- _WHAT YOU SHOULD DO_
Could you repeat the records below exactly, leaving out any pictures?

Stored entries

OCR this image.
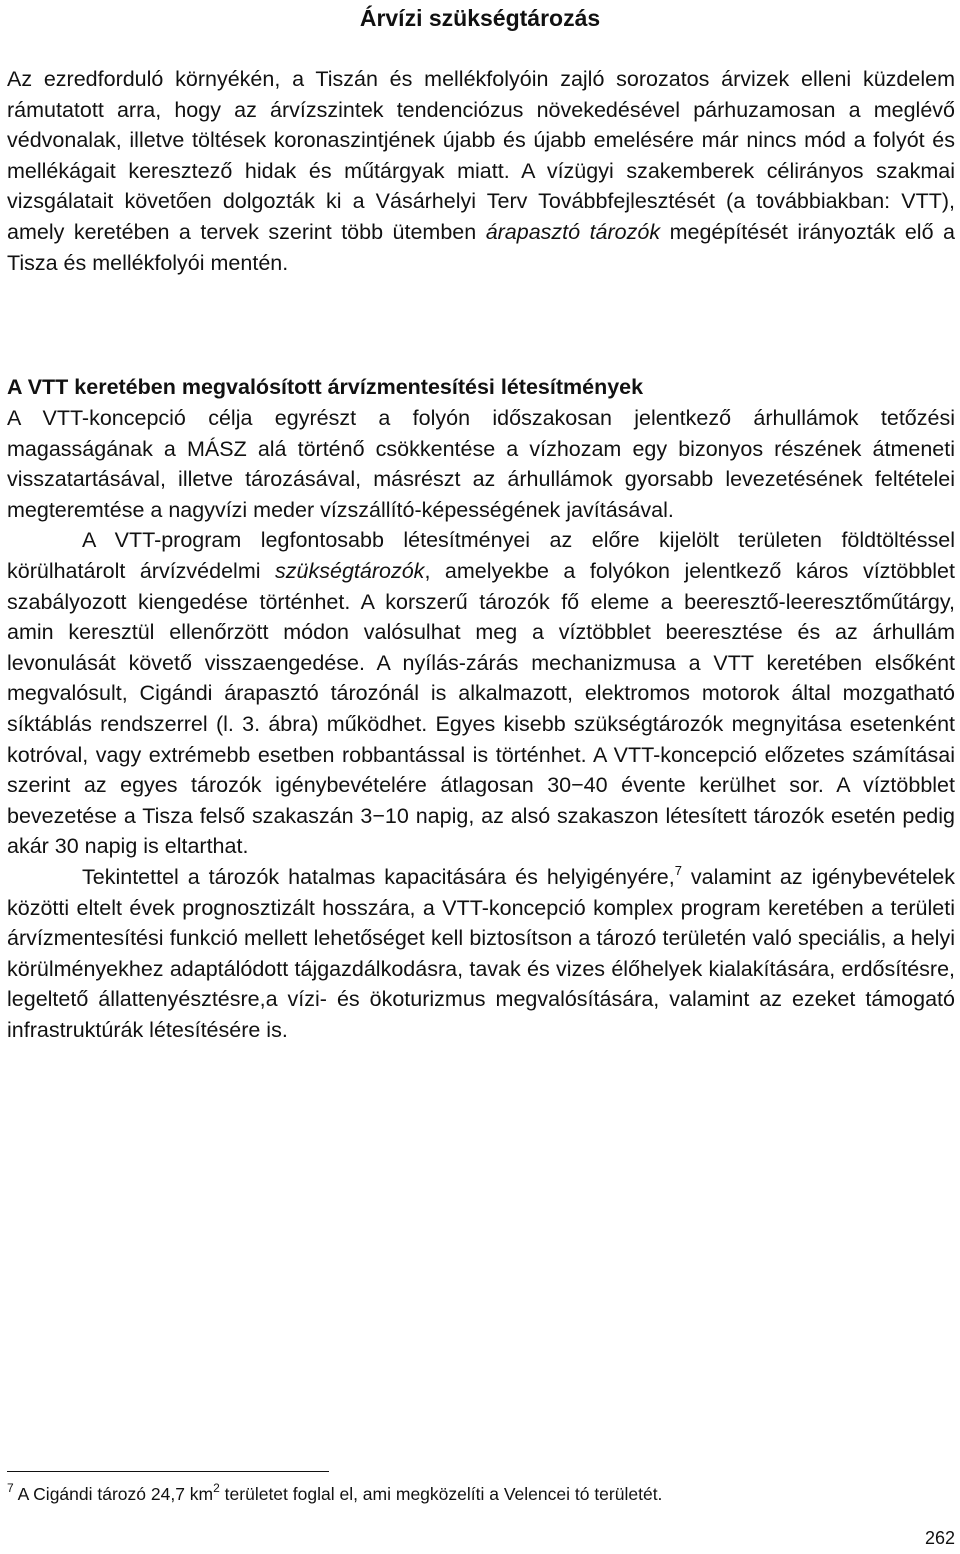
Árvízi szükségtározás

Az ezredforduló környékén, a Tiszán és mellékfolyóin zajló sorozatos árvizek elleni küzdelem rámutatott arra, hogy az árvízszintek tendenciózus növekedésével párhuzamosan a meglévő védvonalak, illetve töltések koronaszintjének újabb és újabb emelésére már nincs mód a folyót és mellékágait keresztező hidak és műtárgyak miatt. A vízügyi szakemberek célirányos szakmai vizsgálatait követően dolgozták ki a Vásárhelyi Terv Továbbfejlesztését (a továbbiakban: VTT), amely keretében a tervek szerint több ütemben árapasztó tározók megépítését irányozták elő a Tisza és mellékfolyói mentén.

A VTT keretében megvalósított árvízmentesítési létesítmények

A VTT-koncepció célja egyrészt a folyón időszakosan jelentkező árhullámok tetőzési magasságának a MÁSZ alá történő csökkentése a vízhozam egy bizonyos részének átmeneti visszatartásával, illetve tározásával, másrészt az árhullámok gyorsabb levezetésének feltételei megteremtése a nagyvízi meder vízszállító-képességének javításával.

A VTT-program legfontosabb létesítményei az előre kijelölt területen földtöltéssel körülhatárolt árvízvédelmi szükségtározók, amelyekbe a folyókon jelentkező káros víztöbblet szabályozott kiengedése történhet. A korszerű tározók fő eleme a beeresztő-leeresztőműtárgy, amin keresztül ellenőrzött módon valósulhat meg a víztöbblet beeresztése és az árhullám levonulását követő visszaengedése. A nyílás-zárás mechanizmusa a VTT keretében elsőként megvalósult, Cigándi árapasztó tározónál is alkalmazott, elektromos motorok által mozgatható síktáblás rendszerrel (l. 3. ábra) működhet. Egyes kisebb szükségtározók megnyitása esetenként kotróval, vagy extrémebb esetben robbantással is történhet. A VTT-koncepció előzetes számításai szerint az egyes tározók igénybevételére átlagosan 30−40 évente kerülhet sor. A víztöbblet bevezetése a Tisza felső szakaszán 3−10 napig, az alsó szakaszon létesített tározók esetén pedig akár 30 napig is eltarthat.

Tekintettel a tározók hatalmas kapacitására és helyigényére,$^7$ valamint az igénybevételek közötti eltelt évek prognosztizált hosszára, a VTT-koncepció komplex program keretében a területi árvízmentesítési funkció mellett lehetőséget kell biztosítson a tározó területén való speciális, a helyi körülményekhez adaptálódott tájgazdálkodásra, tavak és vizes élőhelyek kialakítására, erdősítésre, legeltető állattenyésztésre,a vízi- és ökoturizmus megvalósítására, valamint az ezeket támogató infrastruktúrák létesítésére is.

$^7$ A Cigándi tározó 24,7 $km^2$ területet foglal el, ami megközelíti a Velencei tó területét.
262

- _SOLUTION TO THIS EXERCISE_
OCR this image.
Árvízi szükségtározás

Az ezredforduló környékén, a Tiszán és mellékfolyóin zajló sorozatos árvizek elleni küzdelem rámutatott arra, hogy az árvízszintek tendenciózus növekedésével párhuzamosan a meglévő védvonalak, illetve töltések koronaszintjének újabb és újabb emelésére már nincs mód a folyót és mellékágait keresztező hidak és műtárgyak miatt. A vízügyi szakemberek célirányos szakmai vizsgálatait követően dolgozták ki a Vásárhelyi Terv Továbbfejlesztését (a továbbiakban: VTT), amely keretében a tervek szerint több ütemben árapasztó tározók megépítését irányozták elő a Tisza és mellékfolyói mentén.

A VTT keretében megvalósított árvízmentesítési létesítmények

A VTT-koncepció célja egyrészt a folyón időszakosan jelentkező árhullámok tetőzési magasságának a MÁSZ alá történő csökkentése a vízhozam egy bizonyos részének átmeneti visszatartásával, illetve tározásával, másrészt az árhullámok gyorsabb levezetésének feltételei megteremtése a nagyvízi meder vízszállító-képességének javításával.

A VTT-program legfontosabb létesítményei az előre kijelölt területen földtöltéssel körülhatárolt árvízvédelmi szükségtározók, amelyekbe a folyókon jelentkező káros víztöbblet szabályozott kiengedése történhet. A korszerű tározók fő eleme a beeresztő-leeresztőműtárgy, amin keresztül ellenőrzött módon valósulhat meg a víztöbblet beeresztése és az árhullám levonulását követő visszaengedése. A nyílás-zárás mechanizmusa a VTT keretében elsőként megvalósult, Cigándi árapasztó tározónál is alkalmazott, elektromos motorok által mozgatható síktáblás rendszerrel (l. 3. ábra) működhet. Egyes kisebb szükségtározók megnyitása esetenként kotróval, vagy extrémebb esetben robbantással is történhet. A VTT-koncepció előzetes számításai szerint az egyes tározók igénybevételére átlagosan 30−40 évente kerülhet sor. A víztöbblet bevezetése a Tisza felső szakaszán 3−10 napig, az alsó szakaszon létesített tározók esetén pedig akár 30 napig is eltarthat.

Tekintettel a tározók hatalmas kapacitására és helyigényére,$^7$ valamint az igénybevételek közötti eltelt évek prognosztizált hosszára, a VTT-koncepció komplex program keretében a területi árvízmentesítési funkció mellett lehetőséget kell biztosítson a tározó területén való speciális, a helyi körülményekhez adaptálódott tájgazdálkodásra, tavak és vizes élőhelyek kialakítására, erdősítésre, legeltető állattenyésztésre,a vízi- és ökoturizmus megvalósítására, valamint az ezeket támogató infrastruktúrák létesítésére is.

$^7$ A Cigándi tározó 24,7 $km^2$ területet foglal el, ami megközelíti a Velencei tó területét.
262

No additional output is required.